▶ _TASK GOAL_:
Work through the data and report how many lines include the string "responsible", giving the number alone.

▶ _GIVEN ENTRIES_:
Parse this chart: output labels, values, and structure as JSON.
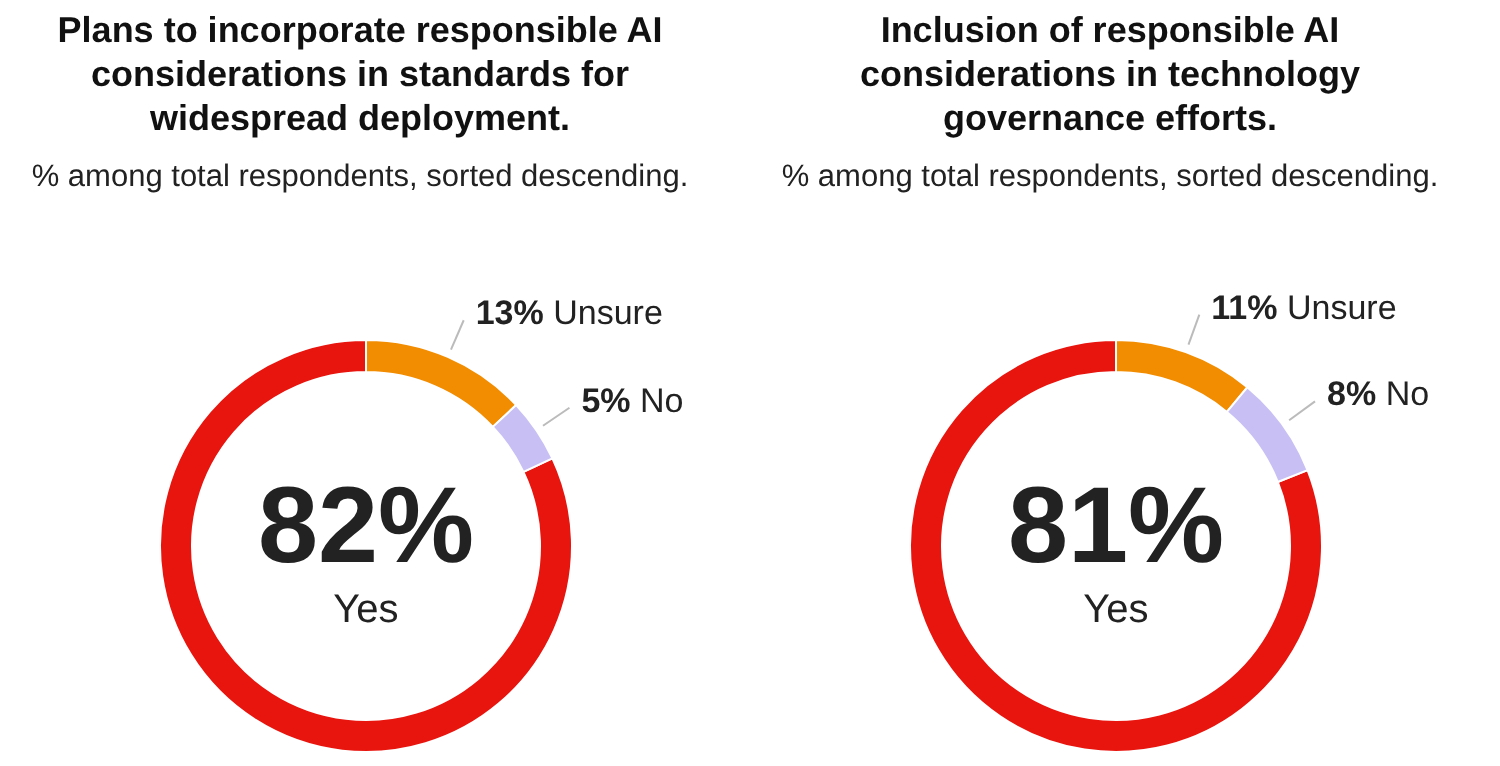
{
  "chart_data": [
    {
      "type": "donut",
      "title": "Plans to incorporate responsible AI considerations in standards for widespread deployment.",
      "subtitle": "% among total respondents, sorted descending.",
      "categories": [
        "Yes",
        "Unsure",
        "No"
      ],
      "values": [
        82,
        13,
        5
      ],
      "colors": [
        "#e8140e",
        "#f28c00",
        "#c8bff4"
      ],
      "value_labels": [
        "82%",
        "13%",
        "5%"
      ],
      "legend": false
    },
    {
      "type": "donut",
      "title": "Inclusion of responsible AI considerations in technology governance efforts.",
      "subtitle": "% among total respondents, sorted descending.",
      "categories": [
        "Yes",
        "Unsure",
        "No"
      ],
      "values": [
        81,
        11,
        8
      ],
      "colors": [
        "#e8140e",
        "#f28c00",
        "#c8bff4"
      ],
      "value_labels": [
        "81%",
        "11%",
        "8%"
      ],
      "legend": false
    }
  ]
}
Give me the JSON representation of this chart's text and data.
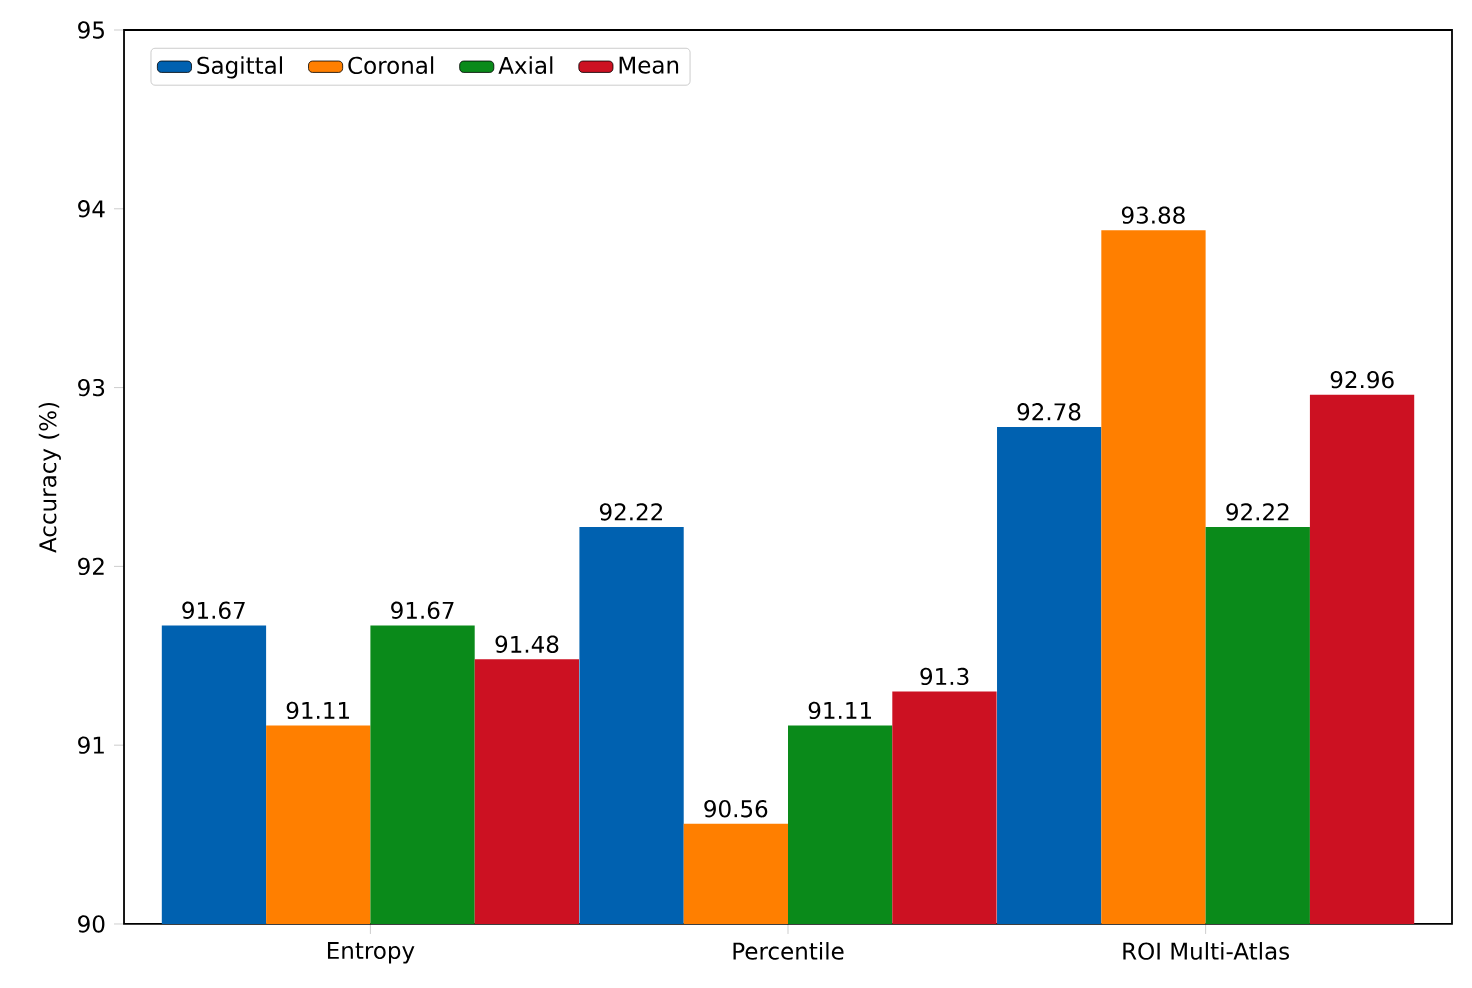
{
  "chart_data": {
    "type": "bar",
    "ylabel": "Accuracy (%)",
    "categories": [
      "Entropy",
      "Percentile",
      "ROI Multi-Atlas"
    ],
    "series": [
      {
        "name": "Sagittal",
        "color": "#0061b0",
        "values": [
          91.67,
          92.22,
          92.78
        ]
      },
      {
        "name": "Coronal",
        "color": "#ff7f00",
        "values": [
          91.11,
          90.56,
          93.88
        ]
      },
      {
        "name": "Axial",
        "color": "#0a8a1a",
        "values": [
          91.67,
          91.11,
          92.22
        ]
      },
      {
        "name": "Mean",
        "color": "#cc1122",
        "values": [
          91.48,
          91.3,
          92.96
        ]
      }
    ],
    "ylim": [
      90,
      95
    ],
    "yticks": [
      90,
      91,
      92,
      93,
      94,
      95
    ],
    "data_labels": true,
    "legend": "top left",
    "grid": false
  }
}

▶ _FULL ANSWER_:
2